* [TASK BRIEF]:
Output the material beneath exactly, leaving nothing out.

[Stored records]
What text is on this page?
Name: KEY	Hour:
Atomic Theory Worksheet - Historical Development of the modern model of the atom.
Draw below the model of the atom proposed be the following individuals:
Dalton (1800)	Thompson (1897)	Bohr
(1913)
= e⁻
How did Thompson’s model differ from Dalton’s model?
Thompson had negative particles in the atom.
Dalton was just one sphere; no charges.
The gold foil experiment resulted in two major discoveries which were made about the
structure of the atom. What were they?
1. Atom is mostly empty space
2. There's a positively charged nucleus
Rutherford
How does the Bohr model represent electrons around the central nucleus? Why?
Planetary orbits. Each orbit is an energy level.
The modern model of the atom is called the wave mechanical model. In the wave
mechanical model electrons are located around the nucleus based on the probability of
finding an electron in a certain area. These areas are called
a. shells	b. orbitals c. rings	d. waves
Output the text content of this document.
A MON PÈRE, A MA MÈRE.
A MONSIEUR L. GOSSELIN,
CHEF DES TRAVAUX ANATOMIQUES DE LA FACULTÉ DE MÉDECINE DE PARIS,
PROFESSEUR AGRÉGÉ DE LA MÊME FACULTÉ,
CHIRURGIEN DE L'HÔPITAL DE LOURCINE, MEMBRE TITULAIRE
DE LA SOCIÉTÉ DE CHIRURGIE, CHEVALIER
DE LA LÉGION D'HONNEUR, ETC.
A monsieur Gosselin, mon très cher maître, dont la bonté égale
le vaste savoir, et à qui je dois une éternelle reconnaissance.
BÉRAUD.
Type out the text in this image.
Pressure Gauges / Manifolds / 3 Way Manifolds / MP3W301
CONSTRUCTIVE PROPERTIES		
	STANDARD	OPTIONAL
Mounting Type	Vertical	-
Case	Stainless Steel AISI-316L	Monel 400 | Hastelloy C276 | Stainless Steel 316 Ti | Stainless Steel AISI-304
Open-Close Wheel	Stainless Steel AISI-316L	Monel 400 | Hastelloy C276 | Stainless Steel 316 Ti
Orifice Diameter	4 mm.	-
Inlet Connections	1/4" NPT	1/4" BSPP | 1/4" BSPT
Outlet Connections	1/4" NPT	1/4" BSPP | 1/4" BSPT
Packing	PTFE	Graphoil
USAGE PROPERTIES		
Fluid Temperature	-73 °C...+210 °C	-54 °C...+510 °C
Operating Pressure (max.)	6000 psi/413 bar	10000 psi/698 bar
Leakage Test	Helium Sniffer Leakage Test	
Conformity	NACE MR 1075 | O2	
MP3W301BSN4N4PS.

* [FULL RESPONSE]:
What text is on this page?
Name: KEY	Hour:
Atomic Theory Worksheet - Historical Development of the modern model of the atom.
Draw below the model of the atom proposed be the following individuals:
Dalton (1800)	Thompson (1897)	Bohr
(1913)
= e⁻
How did Thompson’s model differ from Dalton’s model?
Thompson had negative particles in the atom.
Dalton was just one sphere; no charges.
The gold foil experiment resulted in two major discoveries which were made about the
structure of the atom. What were they?
1. Atom is mostly empty space
2. There's a positively charged nucleus
Rutherford
How does the Bohr model represent electrons around the central nucleus? Why?
Planetary orbits. Each orbit is an energy level.
The modern model of the atom is called the wave mechanical model. In the wave
mechanical model electrons are located around the nucleus based on the probability of
finding an electron in a certain area. These areas are called
a. shells	b. orbitals c. rings	d. waves
Output the text content of this document.
A MON PÈRE, A MA MÈRE.
A MONSIEUR L. GOSSELIN,
CHEF DES TRAVAUX ANATOMIQUES DE LA FACULTÉ DE MÉDECINE DE PARIS,
PROFESSEUR AGRÉGÉ DE LA MÊME FACULTÉ,
CHIRURGIEN DE L'HÔPITAL DE LOURCINE, MEMBRE TITULAIRE
DE LA SOCIÉTÉ DE CHIRURGIE, CHEVALIER
DE LA LÉGION D'HONNEUR, ETC.
A monsieur Gosselin, mon très cher maître, dont la bonté égale
le vaste savoir, et à qui je dois une éternelle reconnaissance.
BÉRAUD.
Type out the text in this image.
Pressure Gauges / Manifolds / 3 Way Manifolds / MP3W301
CONSTRUCTIVE PROPERTIES		
	STANDARD	OPTIONAL
Mounting Type	Vertical	-
Case	Stainless Steel AISI-316L	Monel 400 | Hastelloy C276 | Stainless Steel 316 Ti | Stainless Steel AISI-304
Open-Close Wheel	Stainless Steel AISI-316L	Monel 400 | Hastelloy C276 | Stainless Steel 316 Ti
Orifice Diameter	4 mm.	-
Inlet Connections	1/4" NPT	1/4" BSPP | 1/4" BSPT
Outlet Connections	1/4" NPT	1/4" BSPP | 1/4" BSPT
Packing	PTFE	Graphoil
USAGE PROPERTIES		
Fluid Temperature	-73 °C...+210 °C	-54 °C...+510 °C
Operating Pressure (max.)	6000 psi/413 bar	10000 psi/698 bar
Leakage Test	Helium Sniffer Leakage Test	
Conformity	NACE MR 1075 | O2	
MP3W301BSN4N4PS.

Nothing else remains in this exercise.